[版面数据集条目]
-*-*-

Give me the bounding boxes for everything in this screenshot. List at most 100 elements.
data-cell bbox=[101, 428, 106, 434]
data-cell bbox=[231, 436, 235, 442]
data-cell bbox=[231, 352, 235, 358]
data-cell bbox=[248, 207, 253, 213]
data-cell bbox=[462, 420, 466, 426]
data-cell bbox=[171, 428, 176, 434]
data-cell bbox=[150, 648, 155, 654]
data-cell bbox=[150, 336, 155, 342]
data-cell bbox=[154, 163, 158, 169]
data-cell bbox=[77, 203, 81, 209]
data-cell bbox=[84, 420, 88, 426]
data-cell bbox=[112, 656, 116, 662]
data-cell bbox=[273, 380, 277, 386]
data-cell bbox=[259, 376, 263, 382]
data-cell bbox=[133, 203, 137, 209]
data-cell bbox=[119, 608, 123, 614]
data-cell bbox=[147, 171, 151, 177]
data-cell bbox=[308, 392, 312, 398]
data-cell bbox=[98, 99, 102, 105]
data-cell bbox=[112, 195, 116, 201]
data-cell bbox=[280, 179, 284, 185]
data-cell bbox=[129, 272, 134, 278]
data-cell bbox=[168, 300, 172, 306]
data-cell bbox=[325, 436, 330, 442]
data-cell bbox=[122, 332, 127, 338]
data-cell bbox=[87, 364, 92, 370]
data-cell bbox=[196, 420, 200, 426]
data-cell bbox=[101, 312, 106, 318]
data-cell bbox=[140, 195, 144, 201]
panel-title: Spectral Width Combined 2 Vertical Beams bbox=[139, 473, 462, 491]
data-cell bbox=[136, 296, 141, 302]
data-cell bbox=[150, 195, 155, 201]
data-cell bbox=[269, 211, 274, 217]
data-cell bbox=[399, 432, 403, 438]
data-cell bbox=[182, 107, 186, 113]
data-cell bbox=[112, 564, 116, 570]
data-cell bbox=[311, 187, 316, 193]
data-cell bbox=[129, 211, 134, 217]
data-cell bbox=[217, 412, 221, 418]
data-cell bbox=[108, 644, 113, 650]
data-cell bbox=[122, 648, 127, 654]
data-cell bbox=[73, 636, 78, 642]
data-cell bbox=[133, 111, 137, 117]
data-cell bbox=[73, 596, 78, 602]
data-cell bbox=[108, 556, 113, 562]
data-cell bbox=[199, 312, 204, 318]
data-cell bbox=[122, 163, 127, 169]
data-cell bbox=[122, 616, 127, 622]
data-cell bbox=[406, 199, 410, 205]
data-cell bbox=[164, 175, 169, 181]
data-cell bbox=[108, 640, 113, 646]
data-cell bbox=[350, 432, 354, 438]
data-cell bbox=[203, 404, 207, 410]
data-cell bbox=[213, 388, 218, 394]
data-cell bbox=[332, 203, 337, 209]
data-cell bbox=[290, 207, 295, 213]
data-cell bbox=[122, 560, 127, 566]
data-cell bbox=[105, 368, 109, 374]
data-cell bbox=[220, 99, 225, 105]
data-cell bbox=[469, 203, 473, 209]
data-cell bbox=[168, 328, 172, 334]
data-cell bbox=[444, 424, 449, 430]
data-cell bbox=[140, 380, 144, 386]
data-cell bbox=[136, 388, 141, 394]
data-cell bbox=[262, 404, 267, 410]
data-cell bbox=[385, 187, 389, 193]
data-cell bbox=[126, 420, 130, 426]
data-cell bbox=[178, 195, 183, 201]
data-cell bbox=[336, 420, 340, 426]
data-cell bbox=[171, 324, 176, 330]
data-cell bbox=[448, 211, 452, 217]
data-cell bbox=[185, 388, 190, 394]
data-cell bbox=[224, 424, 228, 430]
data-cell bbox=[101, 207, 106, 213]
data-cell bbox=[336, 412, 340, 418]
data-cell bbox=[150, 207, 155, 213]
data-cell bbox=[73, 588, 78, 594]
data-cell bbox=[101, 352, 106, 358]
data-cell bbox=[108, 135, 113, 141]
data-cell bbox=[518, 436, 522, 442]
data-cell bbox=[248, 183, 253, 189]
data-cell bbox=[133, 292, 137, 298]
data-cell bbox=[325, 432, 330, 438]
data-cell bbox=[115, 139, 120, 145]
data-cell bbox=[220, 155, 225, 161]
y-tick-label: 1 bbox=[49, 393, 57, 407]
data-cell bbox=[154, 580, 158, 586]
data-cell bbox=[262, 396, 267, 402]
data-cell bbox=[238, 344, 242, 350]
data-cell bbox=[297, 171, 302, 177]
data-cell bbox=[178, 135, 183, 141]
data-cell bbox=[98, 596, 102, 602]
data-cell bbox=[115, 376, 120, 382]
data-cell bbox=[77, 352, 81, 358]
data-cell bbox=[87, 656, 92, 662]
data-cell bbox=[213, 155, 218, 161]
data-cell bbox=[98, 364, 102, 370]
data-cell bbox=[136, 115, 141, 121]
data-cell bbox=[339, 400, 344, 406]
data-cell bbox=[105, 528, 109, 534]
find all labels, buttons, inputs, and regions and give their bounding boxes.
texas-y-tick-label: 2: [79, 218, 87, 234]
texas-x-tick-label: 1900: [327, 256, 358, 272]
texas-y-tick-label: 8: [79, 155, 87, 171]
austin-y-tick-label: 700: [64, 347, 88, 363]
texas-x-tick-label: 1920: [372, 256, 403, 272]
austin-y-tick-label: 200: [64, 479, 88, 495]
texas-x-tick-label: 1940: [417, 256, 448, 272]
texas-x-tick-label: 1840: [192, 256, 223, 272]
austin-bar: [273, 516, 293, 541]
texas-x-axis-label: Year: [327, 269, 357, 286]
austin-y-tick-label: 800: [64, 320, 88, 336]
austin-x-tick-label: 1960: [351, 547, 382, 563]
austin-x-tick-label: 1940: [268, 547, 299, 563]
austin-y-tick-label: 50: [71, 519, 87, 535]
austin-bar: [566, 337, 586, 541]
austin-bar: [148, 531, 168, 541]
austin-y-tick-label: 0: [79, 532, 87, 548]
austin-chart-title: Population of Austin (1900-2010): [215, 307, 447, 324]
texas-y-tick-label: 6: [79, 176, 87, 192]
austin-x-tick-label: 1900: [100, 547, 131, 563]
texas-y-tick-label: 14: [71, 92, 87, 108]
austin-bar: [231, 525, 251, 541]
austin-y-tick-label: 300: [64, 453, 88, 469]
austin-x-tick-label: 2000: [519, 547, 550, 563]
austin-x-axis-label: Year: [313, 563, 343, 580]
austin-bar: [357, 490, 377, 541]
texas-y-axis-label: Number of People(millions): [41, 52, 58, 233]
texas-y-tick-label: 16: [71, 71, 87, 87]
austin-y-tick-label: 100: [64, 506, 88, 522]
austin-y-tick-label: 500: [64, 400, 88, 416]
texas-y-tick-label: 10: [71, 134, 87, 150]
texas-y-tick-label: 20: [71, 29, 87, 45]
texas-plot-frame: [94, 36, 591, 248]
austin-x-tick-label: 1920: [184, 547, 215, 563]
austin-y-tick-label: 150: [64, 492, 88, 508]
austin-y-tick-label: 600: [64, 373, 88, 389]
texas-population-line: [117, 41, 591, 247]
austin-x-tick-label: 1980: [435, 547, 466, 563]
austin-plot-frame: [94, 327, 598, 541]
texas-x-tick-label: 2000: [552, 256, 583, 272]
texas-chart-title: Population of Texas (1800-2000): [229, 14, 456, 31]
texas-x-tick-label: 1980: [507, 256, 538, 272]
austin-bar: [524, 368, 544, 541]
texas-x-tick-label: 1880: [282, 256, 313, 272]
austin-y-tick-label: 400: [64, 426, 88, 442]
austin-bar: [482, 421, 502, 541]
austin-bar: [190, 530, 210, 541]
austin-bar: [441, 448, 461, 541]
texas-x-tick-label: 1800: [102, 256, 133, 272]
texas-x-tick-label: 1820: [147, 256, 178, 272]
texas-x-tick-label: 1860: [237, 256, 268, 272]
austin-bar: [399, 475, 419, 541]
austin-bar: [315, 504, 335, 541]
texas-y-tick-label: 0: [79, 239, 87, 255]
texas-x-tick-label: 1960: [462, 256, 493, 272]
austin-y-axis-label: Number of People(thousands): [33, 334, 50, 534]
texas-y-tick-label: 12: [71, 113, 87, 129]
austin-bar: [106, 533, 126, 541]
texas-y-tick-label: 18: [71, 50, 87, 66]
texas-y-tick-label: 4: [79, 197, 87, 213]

-*-*-

▶ _给定任务_
选出上面记录里所有包含字符串“boxes”的行，逐行照抄下来。大小写不同的不算。

▶ _问题解答_
Give me the bounding boxes for everything in this screenshot. List at most 100 elements.
find all labels, buttons, inputs, and regions and give their bounding boxes.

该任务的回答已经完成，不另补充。